== Segment start ==
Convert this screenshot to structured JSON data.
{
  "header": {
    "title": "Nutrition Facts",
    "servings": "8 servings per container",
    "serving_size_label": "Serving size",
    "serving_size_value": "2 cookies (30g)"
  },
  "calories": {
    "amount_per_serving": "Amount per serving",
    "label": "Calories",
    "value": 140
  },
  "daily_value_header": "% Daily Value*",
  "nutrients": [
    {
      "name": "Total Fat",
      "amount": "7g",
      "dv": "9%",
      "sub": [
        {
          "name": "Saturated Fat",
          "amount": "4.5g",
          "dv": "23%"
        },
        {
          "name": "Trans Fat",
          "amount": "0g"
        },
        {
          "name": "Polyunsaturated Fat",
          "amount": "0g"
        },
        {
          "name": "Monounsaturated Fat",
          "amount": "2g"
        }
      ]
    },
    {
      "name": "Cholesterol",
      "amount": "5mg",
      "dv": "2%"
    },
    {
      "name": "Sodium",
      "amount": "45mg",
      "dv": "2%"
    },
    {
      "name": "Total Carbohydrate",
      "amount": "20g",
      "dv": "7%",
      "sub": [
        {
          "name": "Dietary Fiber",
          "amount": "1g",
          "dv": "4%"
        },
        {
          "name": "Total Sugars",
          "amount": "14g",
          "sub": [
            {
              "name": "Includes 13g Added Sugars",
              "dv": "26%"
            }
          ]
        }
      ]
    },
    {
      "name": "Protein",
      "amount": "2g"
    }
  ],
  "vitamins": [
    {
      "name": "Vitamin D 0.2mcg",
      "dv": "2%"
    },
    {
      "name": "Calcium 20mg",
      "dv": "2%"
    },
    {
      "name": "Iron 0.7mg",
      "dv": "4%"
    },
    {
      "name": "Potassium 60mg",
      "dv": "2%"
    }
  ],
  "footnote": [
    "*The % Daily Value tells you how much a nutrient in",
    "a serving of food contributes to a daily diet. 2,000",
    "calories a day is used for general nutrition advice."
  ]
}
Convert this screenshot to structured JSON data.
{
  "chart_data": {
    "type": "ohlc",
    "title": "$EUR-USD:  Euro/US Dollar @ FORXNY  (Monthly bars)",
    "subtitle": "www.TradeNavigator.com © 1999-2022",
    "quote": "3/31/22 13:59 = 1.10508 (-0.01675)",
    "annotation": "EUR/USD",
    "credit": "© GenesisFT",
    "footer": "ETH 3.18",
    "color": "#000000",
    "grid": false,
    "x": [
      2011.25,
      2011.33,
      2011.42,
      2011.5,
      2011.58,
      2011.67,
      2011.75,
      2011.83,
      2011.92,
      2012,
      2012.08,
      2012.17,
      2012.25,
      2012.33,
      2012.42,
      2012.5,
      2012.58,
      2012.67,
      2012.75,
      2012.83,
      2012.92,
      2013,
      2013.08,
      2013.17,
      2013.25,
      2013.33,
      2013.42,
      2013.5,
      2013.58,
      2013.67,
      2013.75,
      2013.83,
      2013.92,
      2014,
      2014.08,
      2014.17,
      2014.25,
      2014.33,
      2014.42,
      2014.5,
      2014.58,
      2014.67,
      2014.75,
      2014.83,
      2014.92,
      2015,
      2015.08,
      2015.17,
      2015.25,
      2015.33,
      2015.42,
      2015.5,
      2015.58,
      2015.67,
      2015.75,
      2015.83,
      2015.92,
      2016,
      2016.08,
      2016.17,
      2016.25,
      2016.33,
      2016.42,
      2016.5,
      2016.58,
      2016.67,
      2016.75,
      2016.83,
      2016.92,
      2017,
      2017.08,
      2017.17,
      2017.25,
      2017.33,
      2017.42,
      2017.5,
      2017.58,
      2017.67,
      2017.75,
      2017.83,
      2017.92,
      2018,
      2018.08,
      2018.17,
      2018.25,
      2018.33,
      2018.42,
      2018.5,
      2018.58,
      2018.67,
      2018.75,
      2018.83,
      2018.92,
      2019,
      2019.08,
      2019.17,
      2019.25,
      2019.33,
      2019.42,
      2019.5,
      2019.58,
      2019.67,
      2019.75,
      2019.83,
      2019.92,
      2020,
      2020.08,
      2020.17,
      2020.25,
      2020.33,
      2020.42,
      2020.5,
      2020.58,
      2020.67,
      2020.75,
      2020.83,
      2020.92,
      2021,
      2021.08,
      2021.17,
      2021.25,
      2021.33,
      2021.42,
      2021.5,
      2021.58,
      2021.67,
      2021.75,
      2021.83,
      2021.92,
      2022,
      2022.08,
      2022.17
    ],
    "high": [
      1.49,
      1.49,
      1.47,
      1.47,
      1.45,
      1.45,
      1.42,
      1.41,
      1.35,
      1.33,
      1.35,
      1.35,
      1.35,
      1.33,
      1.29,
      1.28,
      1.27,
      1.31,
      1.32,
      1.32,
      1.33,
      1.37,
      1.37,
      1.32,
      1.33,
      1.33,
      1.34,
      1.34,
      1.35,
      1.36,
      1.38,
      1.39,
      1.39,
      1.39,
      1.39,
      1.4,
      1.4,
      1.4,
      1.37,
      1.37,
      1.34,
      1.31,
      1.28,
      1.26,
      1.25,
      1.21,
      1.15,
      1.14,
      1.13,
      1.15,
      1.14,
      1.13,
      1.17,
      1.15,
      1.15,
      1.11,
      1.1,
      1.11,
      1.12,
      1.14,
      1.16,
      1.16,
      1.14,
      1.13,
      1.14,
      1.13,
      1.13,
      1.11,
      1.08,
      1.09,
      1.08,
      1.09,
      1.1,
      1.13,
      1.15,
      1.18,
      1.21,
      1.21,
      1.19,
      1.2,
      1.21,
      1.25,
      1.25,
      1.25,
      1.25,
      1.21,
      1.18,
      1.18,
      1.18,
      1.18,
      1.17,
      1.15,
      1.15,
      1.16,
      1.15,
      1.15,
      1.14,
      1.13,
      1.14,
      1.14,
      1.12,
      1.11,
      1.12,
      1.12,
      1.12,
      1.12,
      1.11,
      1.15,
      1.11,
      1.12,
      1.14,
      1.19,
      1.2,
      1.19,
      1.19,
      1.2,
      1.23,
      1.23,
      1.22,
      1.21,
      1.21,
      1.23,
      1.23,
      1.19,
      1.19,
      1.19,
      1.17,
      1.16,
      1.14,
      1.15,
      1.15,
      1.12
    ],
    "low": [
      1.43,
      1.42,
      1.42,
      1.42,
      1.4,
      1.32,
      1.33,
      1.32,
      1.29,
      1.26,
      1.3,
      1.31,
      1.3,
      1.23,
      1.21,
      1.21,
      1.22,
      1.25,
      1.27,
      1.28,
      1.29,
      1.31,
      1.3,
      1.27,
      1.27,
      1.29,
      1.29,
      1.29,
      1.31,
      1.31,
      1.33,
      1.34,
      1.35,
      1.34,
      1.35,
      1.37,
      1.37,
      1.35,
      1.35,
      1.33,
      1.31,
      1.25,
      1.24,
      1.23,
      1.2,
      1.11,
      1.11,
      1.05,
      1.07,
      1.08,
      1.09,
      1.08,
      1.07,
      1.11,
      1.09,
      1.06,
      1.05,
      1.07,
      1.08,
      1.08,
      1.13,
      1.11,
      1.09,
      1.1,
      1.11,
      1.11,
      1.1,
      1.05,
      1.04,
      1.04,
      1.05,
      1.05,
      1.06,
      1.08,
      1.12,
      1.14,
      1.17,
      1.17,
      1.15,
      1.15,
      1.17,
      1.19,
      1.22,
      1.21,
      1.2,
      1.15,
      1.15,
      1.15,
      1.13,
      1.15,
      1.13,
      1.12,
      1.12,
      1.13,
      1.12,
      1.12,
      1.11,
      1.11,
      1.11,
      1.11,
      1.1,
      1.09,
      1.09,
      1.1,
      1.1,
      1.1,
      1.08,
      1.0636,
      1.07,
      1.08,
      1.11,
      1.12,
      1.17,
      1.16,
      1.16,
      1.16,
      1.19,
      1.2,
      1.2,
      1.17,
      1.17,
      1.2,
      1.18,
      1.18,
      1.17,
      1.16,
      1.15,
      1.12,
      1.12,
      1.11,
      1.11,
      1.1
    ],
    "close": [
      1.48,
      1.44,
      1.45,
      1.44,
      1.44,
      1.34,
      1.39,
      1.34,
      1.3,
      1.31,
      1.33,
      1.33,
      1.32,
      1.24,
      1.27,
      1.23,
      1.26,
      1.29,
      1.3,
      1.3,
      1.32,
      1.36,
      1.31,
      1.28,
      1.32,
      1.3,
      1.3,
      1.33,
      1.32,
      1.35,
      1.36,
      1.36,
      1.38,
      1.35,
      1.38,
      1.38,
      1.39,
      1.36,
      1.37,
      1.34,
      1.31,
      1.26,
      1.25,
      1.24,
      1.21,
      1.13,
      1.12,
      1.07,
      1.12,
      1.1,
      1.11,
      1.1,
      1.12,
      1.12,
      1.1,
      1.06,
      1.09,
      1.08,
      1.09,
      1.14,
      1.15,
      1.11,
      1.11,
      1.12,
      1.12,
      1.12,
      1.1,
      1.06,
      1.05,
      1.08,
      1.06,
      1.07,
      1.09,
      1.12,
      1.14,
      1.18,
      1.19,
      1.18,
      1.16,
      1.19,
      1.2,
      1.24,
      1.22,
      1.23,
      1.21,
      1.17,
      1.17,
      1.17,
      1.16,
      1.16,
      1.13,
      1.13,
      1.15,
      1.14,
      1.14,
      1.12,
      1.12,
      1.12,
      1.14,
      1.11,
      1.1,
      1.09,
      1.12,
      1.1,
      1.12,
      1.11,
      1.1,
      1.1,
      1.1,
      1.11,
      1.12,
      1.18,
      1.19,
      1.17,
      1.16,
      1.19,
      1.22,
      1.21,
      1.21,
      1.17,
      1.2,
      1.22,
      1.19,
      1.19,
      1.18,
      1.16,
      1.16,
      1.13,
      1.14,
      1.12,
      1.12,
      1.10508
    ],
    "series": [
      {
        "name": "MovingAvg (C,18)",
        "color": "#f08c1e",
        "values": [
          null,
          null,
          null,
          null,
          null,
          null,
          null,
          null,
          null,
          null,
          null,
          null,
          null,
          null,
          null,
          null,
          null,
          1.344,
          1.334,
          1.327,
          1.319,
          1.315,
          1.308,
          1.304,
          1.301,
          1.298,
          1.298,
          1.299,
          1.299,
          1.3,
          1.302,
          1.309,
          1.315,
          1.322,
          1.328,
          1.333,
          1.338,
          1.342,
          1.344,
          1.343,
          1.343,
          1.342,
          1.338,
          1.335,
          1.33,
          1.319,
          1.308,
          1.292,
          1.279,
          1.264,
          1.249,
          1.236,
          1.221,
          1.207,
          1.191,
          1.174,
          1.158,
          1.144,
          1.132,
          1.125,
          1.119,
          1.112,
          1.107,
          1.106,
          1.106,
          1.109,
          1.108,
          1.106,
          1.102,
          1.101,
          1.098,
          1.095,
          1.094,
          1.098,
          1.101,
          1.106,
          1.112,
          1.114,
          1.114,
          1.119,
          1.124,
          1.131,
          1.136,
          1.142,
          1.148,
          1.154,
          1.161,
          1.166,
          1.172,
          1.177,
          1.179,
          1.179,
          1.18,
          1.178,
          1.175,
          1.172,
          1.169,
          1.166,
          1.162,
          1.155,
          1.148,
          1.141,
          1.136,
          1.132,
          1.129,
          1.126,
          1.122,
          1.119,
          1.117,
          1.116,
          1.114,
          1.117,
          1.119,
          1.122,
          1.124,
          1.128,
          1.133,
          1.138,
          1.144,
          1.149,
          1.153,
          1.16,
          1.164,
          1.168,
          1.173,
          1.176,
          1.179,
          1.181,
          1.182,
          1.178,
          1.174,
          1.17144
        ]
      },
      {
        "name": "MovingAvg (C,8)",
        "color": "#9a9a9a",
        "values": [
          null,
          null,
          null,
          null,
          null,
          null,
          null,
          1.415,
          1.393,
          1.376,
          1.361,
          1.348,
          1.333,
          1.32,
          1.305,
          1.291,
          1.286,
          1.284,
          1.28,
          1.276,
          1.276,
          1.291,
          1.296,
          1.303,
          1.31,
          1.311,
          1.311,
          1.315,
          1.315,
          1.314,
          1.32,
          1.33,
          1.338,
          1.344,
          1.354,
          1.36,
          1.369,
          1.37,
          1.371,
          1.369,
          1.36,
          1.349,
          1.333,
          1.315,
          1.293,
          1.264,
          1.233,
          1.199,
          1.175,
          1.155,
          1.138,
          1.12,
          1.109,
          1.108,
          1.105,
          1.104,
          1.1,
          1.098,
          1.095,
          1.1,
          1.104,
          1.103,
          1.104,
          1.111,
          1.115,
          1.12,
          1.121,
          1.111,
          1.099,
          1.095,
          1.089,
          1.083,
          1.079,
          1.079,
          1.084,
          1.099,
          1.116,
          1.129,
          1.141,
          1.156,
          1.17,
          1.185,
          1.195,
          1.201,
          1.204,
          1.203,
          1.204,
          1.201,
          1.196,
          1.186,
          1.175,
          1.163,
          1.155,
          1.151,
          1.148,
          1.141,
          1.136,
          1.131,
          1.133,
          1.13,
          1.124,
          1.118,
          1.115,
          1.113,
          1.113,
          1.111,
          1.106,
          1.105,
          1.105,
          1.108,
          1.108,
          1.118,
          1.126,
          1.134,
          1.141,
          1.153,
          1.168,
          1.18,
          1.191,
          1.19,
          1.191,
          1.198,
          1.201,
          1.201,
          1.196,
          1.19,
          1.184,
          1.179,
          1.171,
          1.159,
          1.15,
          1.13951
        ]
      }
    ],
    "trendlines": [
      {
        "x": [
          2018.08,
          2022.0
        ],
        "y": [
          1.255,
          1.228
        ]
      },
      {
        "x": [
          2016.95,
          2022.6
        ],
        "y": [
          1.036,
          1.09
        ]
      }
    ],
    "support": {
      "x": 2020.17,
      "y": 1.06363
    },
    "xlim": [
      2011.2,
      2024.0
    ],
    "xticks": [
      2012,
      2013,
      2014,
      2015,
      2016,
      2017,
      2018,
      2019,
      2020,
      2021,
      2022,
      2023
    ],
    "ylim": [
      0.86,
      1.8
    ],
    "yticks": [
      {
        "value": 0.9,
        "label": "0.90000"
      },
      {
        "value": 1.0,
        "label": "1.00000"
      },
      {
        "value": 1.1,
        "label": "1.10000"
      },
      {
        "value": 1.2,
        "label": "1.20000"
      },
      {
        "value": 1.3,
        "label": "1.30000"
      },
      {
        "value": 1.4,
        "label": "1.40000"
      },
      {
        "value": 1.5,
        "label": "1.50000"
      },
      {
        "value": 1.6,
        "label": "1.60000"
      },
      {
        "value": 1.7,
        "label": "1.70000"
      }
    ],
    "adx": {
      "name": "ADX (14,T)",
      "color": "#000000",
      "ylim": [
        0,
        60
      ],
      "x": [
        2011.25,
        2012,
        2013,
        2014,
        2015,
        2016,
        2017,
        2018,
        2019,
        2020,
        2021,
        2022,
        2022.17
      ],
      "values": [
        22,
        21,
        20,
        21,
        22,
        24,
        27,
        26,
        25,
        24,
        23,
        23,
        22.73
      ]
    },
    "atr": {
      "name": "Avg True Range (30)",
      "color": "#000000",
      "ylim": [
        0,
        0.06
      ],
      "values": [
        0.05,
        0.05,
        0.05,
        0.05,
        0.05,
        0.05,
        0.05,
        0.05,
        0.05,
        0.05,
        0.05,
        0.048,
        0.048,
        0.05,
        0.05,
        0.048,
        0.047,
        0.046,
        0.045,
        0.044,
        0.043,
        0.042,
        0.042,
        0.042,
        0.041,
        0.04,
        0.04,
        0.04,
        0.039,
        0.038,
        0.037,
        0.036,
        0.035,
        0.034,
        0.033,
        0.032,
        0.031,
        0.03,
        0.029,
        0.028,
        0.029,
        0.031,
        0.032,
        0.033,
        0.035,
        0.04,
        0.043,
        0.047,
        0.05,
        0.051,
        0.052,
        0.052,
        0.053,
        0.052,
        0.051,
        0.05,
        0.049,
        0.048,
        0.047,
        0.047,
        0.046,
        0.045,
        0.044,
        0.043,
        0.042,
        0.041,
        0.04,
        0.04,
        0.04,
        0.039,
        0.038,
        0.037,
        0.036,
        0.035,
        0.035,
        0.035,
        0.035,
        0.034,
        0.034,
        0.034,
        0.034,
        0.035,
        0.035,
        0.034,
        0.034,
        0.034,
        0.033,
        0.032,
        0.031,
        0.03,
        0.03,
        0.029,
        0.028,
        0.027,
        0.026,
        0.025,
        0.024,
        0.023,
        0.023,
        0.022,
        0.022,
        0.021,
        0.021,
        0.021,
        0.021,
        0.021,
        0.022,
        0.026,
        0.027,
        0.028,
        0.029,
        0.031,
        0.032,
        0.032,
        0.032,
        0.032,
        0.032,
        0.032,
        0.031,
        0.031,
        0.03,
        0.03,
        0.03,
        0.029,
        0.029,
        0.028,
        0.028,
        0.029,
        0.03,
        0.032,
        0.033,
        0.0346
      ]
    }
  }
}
== Segment end ==
- [Try it] Search the listing for "MovingAvg" and show every line where it occurs.

- [Solution to the problem]
        "name": "MovingAvg (C,18)",
        "name": "MovingAvg (C,8)",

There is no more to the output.